Request: Work out the number of lines in the records that include the word "brooklyn"; reply with that number alone.

Entries shown:
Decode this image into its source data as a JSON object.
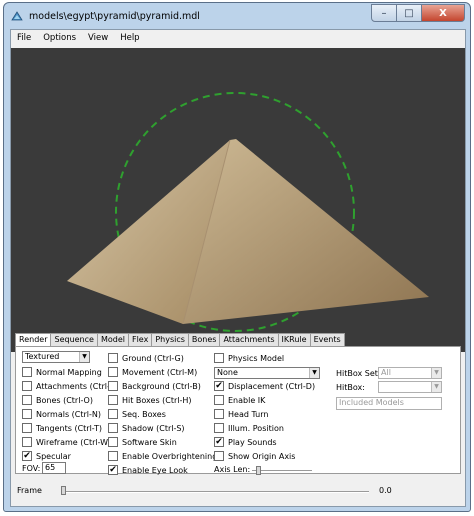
{
  "window": {
    "title": "models\\egypt\\pyramid\\pyramid.mdl",
    "minimize_glyph": "–",
    "maximize_glyph": "□",
    "close_glyph": "X"
  },
  "menu": [
    "File",
    "Options",
    "View",
    "Help"
  ],
  "tabs": [
    "Render",
    "Sequence",
    "Model",
    "Flex",
    "Physics",
    "Bones",
    "Attachments",
    "IKRule",
    "Events"
  ],
  "render": {
    "render_mode": "Textured",
    "col1": [
      {
        "label": "Normal Mapping",
        "checked": false
      },
      {
        "label": "Attachments (Ctrl-A)",
        "checked": false
      },
      {
        "label": "Bones (Ctrl-O)",
        "checked": false
      },
      {
        "label": "Normals (Ctrl-N)",
        "checked": false
      },
      {
        "label": "Tangents (Ctrl-T)",
        "checked": false
      },
      {
        "label": "Wireframe (Ctrl-W)",
        "checked": false
      },
      {
        "label": "Specular",
        "checked": true
      }
    ],
    "fov_label": "FOV:",
    "fov_value": "65",
    "col2": [
      {
        "label": "Ground (Ctrl-G)",
        "checked": false
      },
      {
        "label": "Movement (Ctrl-M)",
        "checked": false
      },
      {
        "label": "Background (Ctrl-B)",
        "checked": false
      },
      {
        "label": "Hit Boxes (Ctrl-H)",
        "checked": false
      },
      {
        "label": "Seq. Boxes",
        "checked": false
      },
      {
        "label": "Shadow (Ctrl-S)",
        "checked": false
      },
      {
        "label": "Software Skin",
        "checked": false
      },
      {
        "label": "Enable Overbrightening",
        "checked": false
      },
      {
        "label": "Enable Eye Look",
        "checked": true
      }
    ],
    "physics_model": {
      "label": "Physics Model",
      "checked": false
    },
    "physics_select": "None",
    "col3": [
      {
        "label": "Displacement (Ctrl-D)",
        "checked": true
      },
      {
        "label": "Enable IK",
        "checked": false
      },
      {
        "label": "Head Turn",
        "checked": false
      },
      {
        "label": "Illum. Position",
        "checked": false
      },
      {
        "label": "Play Sounds",
        "checked": true
      },
      {
        "label": "Show Origin Axis",
        "checked": false
      }
    ],
    "axis_len_label": "Axis Len:",
    "axis_len_level": 0.1,
    "hitbox_set_label": "HitBox Set:",
    "hitbox_set_value": "All",
    "hitbox_label": "HitBox:",
    "hitbox_value": "",
    "included_models": "Included Models"
  },
  "frame": {
    "label": "Frame",
    "value": "0.0",
    "position": 0.0
  },
  "colors": {
    "viewport_bg": "#3a3a3a",
    "circle": "#2fa02f",
    "pyramid_light": "#d4c3a3",
    "pyramid_dark": "#8a7150"
  }
}
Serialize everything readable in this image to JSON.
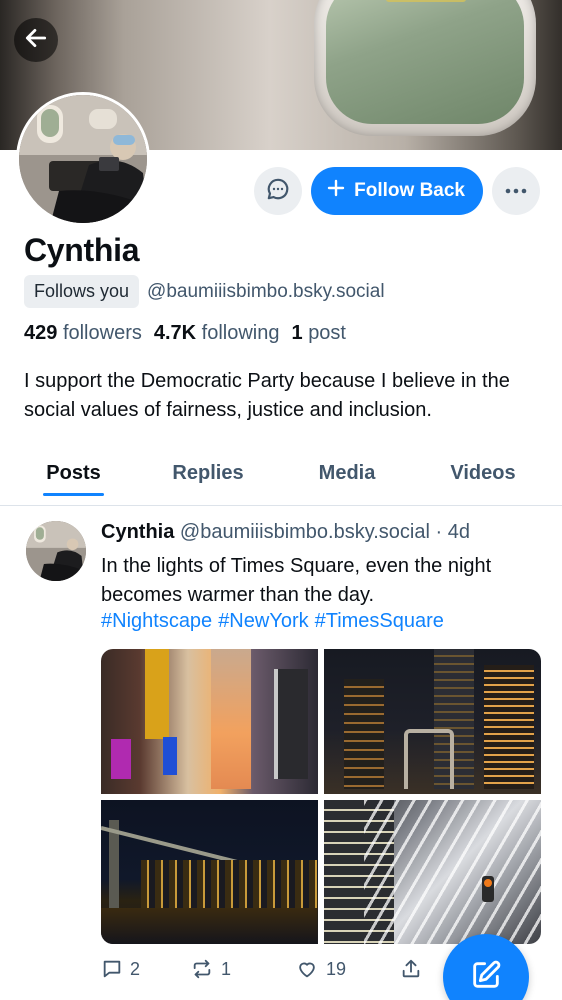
{
  "profile": {
    "display_name": "Cynthia",
    "follows_you": "Follows you",
    "handle": "@baumiiisbimbo.bsky.social",
    "stats": {
      "followers_count": "429",
      "followers_label": "followers",
      "following_count": "4.7K",
      "following_label": "following",
      "posts_count": "1",
      "posts_label": "post"
    },
    "bio": "I support the Democratic Party because I believe in the social values of fairness, justice and inclusion."
  },
  "actions": {
    "follow_back_label": "Follow Back",
    "message_icon": "chat-bubble-icon",
    "more_icon": "ellipsis-icon"
  },
  "tabs": [
    {
      "label": "Posts",
      "active": true
    },
    {
      "label": "Replies",
      "active": false
    },
    {
      "label": "Media",
      "active": false
    },
    {
      "label": "Videos",
      "active": false
    }
  ],
  "post": {
    "author_name": "Cynthia",
    "author_handle": "@baumiiisbimbo.bsky.social",
    "separator": "·",
    "time": "4d",
    "text": "In the lights of Times Square, even the night becomes warmer than the day.",
    "hashtags": [
      "#Nightscape",
      "#NewYork",
      "#TimesSquare"
    ],
    "images": [
      "times-square-night",
      "brooklyn-bridge-skyline",
      "brooklyn-bridge-waterfront",
      "oculus-structure"
    ],
    "reply_count": "2",
    "repost_count": "1",
    "like_count": "19"
  },
  "colors": {
    "accent": "#1083fe",
    "muted_text": "#42576c",
    "button_gray": "#ebeef1"
  }
}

Finished answer: 2